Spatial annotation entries

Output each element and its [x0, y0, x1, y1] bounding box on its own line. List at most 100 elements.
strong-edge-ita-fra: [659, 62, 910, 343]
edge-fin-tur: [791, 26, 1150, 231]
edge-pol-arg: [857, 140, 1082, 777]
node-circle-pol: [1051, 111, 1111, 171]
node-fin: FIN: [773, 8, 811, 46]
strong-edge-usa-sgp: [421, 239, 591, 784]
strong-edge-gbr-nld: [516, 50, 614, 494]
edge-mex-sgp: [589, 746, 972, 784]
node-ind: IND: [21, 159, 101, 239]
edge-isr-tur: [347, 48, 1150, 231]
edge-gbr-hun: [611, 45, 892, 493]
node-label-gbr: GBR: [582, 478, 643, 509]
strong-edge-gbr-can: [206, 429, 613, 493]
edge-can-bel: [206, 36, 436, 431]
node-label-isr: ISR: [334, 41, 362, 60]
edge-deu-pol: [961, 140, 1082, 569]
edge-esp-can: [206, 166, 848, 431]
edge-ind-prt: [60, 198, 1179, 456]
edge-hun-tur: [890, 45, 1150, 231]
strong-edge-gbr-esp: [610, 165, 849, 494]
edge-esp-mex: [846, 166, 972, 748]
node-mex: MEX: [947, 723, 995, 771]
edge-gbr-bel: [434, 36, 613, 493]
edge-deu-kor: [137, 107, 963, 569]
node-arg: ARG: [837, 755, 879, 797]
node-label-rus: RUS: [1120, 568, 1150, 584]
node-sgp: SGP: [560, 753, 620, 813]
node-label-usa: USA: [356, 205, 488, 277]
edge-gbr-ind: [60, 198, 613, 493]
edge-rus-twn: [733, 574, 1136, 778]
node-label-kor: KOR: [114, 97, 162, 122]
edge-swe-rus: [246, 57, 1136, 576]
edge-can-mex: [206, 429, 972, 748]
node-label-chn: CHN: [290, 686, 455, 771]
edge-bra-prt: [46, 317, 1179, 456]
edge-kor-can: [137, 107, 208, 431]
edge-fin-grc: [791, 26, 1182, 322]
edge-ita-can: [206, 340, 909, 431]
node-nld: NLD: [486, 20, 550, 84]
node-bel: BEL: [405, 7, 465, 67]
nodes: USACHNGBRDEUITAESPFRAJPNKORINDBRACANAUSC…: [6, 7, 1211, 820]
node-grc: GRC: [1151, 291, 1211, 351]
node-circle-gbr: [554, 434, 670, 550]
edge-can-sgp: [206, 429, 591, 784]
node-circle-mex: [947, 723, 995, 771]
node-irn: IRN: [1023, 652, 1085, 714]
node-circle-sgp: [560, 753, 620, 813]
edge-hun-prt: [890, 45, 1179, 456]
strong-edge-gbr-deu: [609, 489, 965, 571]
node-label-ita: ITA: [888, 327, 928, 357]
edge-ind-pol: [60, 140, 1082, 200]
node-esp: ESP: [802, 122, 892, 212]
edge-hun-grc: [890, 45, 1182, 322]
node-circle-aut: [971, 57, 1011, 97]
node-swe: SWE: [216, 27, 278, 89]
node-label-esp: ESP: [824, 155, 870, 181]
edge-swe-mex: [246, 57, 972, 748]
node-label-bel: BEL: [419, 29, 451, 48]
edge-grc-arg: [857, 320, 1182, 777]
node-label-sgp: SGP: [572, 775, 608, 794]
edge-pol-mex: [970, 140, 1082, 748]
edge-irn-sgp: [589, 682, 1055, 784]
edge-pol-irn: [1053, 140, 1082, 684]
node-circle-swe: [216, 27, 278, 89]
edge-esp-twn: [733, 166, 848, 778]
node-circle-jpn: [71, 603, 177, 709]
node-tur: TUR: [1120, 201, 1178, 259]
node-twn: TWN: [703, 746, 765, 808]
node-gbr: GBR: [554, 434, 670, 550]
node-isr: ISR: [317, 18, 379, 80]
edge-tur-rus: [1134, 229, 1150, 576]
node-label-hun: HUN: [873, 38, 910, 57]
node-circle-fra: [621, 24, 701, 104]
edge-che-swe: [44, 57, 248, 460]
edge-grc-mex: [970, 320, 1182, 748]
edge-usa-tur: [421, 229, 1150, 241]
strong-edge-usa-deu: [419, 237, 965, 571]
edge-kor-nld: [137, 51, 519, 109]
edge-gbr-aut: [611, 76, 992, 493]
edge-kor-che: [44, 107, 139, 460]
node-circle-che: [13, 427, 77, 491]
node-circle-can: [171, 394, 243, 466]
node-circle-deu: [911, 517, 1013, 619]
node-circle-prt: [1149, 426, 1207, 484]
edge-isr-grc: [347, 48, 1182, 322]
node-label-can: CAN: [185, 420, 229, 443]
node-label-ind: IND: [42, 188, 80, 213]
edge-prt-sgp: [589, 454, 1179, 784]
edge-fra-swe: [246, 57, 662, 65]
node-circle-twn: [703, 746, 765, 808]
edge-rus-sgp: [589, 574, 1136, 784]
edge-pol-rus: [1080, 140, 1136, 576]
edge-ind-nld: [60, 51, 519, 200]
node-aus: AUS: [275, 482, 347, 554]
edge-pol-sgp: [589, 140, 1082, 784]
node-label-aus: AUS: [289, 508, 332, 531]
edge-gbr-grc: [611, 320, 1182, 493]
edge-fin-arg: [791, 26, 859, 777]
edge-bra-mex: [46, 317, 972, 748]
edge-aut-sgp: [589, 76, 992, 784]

- _TASK INSTRUCTIONS_: Render every line of the items above as a numbered list, leaving out any blank lines.

- _RESPONSE TO THE EXERCISE_:
1. Output each element and its [x0, y0, x1, y1] bounding box on its own line. List at most 100 elements.
2. strong-edge-ita-fra: [659, 62, 910, 343]
3. edge-fin-tur: [791, 26, 1150, 231]
4. edge-pol-arg: [857, 140, 1082, 777]
5. node-circle-pol: [1051, 111, 1111, 171]
6. node-fin: FIN: [773, 8, 811, 46]
7. strong-edge-usa-sgp: [421, 239, 591, 784]
8. strong-edge-gbr-nld: [516, 50, 614, 494]
9. edge-mex-sgp: [589, 746, 972, 784]
10. node-ind: IND: [21, 159, 101, 239]
11. edge-isr-tur: [347, 48, 1150, 231]
12. edge-gbr-hun: [611, 45, 892, 493]
13. node-label-gbr: GBR: [582, 478, 643, 509]
14. strong-edge-gbr-can: [206, 429, 613, 493]
15. edge-can-bel: [206, 36, 436, 431]
16. node-label-isr: ISR: [334, 41, 362, 60]
17. edge-deu-pol: [961, 140, 1082, 569]
18. edge-esp-can: [206, 166, 848, 431]
19. edge-ind-prt: [60, 198, 1179, 456]
20. edge-hun-tur: [890, 45, 1150, 231]
21. strong-edge-gbr-esp: [610, 165, 849, 494]
22. edge-esp-mex: [846, 166, 972, 748]
23. node-mex: MEX: [947, 723, 995, 771]
24. edge-gbr-bel: [434, 36, 613, 493]
25. edge-deu-kor: [137, 107, 963, 569]
26. node-arg: ARG: [837, 755, 879, 797]
27. node-label-rus: RUS: [1120, 568, 1150, 584]
28. node-sgp: SGP: [560, 753, 620, 813]
29. node-label-usa: USA: [356, 205, 488, 277]
30. edge-gbr-ind: [60, 198, 613, 493]
31. edge-rus-twn: [733, 574, 1136, 778]
32. node-label-kor: KOR: [114, 97, 162, 122]
33. edge-swe-rus: [246, 57, 1136, 576]
34. edge-can-mex: [206, 429, 972, 748]
35. node-label-chn: CHN: [290, 686, 455, 771]
36. edge-bra-prt: [46, 317, 1179, 456]
37. edge-kor-can: [137, 107, 208, 431]
38. edge-fin-grc: [791, 26, 1182, 322]
39. edge-ita-can: [206, 340, 909, 431]
40. node-nld: NLD: [486, 20, 550, 84]
41. node-bel: BEL: [405, 7, 465, 67]
42. nodes: USACHNGBRDEUITAESPFRAJPNKORINDBRACANAUSC…: [6, 7, 1211, 820]
43. node-grc: GRC: [1151, 291, 1211, 351]
44. node-circle-gbr: [554, 434, 670, 550]
45. edge-can-sgp: [206, 429, 591, 784]
46. node-circle-mex: [947, 723, 995, 771]
47. node-irn: IRN: [1023, 652, 1085, 714]
48. node-circle-sgp: [560, 753, 620, 813]
49. edge-hun-prt: [890, 45, 1179, 456]
50. strong-edge-gbr-deu: [609, 489, 965, 571]
51. node-label-ita: ITA: [888, 327, 928, 357]
52. edge-ind-pol: [60, 140, 1082, 200]
53. node-esp: ESP: [802, 122, 892, 212]
54. edge-hun-grc: [890, 45, 1182, 322]
55. node-circle-aut: [971, 57, 1011, 97]
56. node-swe: SWE: [216, 27, 278, 89]
57. node-label-esp: ESP: [824, 155, 870, 181]
58. edge-swe-mex: [246, 57, 972, 748]
59. node-label-bel: BEL: [419, 29, 451, 48]
60. edge-grc-arg: [857, 320, 1182, 777]
61. node-label-sgp: SGP: [572, 775, 608, 794]
62. edge-pol-mex: [970, 140, 1082, 748]
63. edge-irn-sgp: [589, 682, 1055, 784]
64. edge-pol-irn: [1053, 140, 1082, 684]
65. node-circle-swe: [216, 27, 278, 89]
66. edge-esp-twn: [733, 166, 848, 778]
67. node-circle-jpn: [71, 603, 177, 709]
68. node-tur: TUR: [1120, 201, 1178, 259]
69. node-twn: TWN: [703, 746, 765, 808]
70. node-gbr: GBR: [554, 434, 670, 550]
71. node-isr: ISR: [317, 18, 379, 80]
72. edge-tur-rus: [1134, 229, 1150, 576]
73. node-label-hun: HUN: [873, 38, 910, 57]
74. node-circle-fra: [621, 24, 701, 104]
75. edge-che-swe: [44, 57, 248, 460]
76. edge-grc-mex: [970, 320, 1182, 748]
77. edge-usa-tur: [421, 229, 1150, 241]
78. strong-edge-usa-deu: [419, 237, 965, 571]
79. edge-kor-nld: [137, 51, 519, 109]
80. edge-gbr-aut: [611, 76, 992, 493]
81. edge-kor-che: [44, 107, 139, 460]
82. node-circle-che: [13, 427, 77, 491]
83. node-circle-can: [171, 394, 243, 466]
84. node-circle-deu: [911, 517, 1013, 619]
85. node-circle-prt: [1149, 426, 1207, 484]
86. edge-isr-grc: [347, 48, 1182, 322]
87. node-label-can: CAN: [185, 420, 229, 443]
88. node-label-ind: IND: [42, 188, 80, 213]
89. edge-prt-sgp: [589, 454, 1179, 784]
90. edge-fra-swe: [246, 57, 662, 65]
91. node-circle-twn: [703, 746, 765, 808]
92. edge-rus-sgp: [589, 574, 1136, 784]
93. edge-pol-rus: [1080, 140, 1136, 576]
94. edge-ind-nld: [60, 51, 519, 200]
95. node-aus: AUS: [275, 482, 347, 554]
96. edge-pol-sgp: [589, 140, 1082, 784]
97. node-label-aus: AUS: [289, 508, 332, 531]
98. edge-gbr-grc: [611, 320, 1182, 493]
99. edge-fin-arg: [791, 26, 859, 777]
100. edge-bra-mex: [46, 317, 972, 748]
101. edge-aut-sgp: [589, 76, 992, 784]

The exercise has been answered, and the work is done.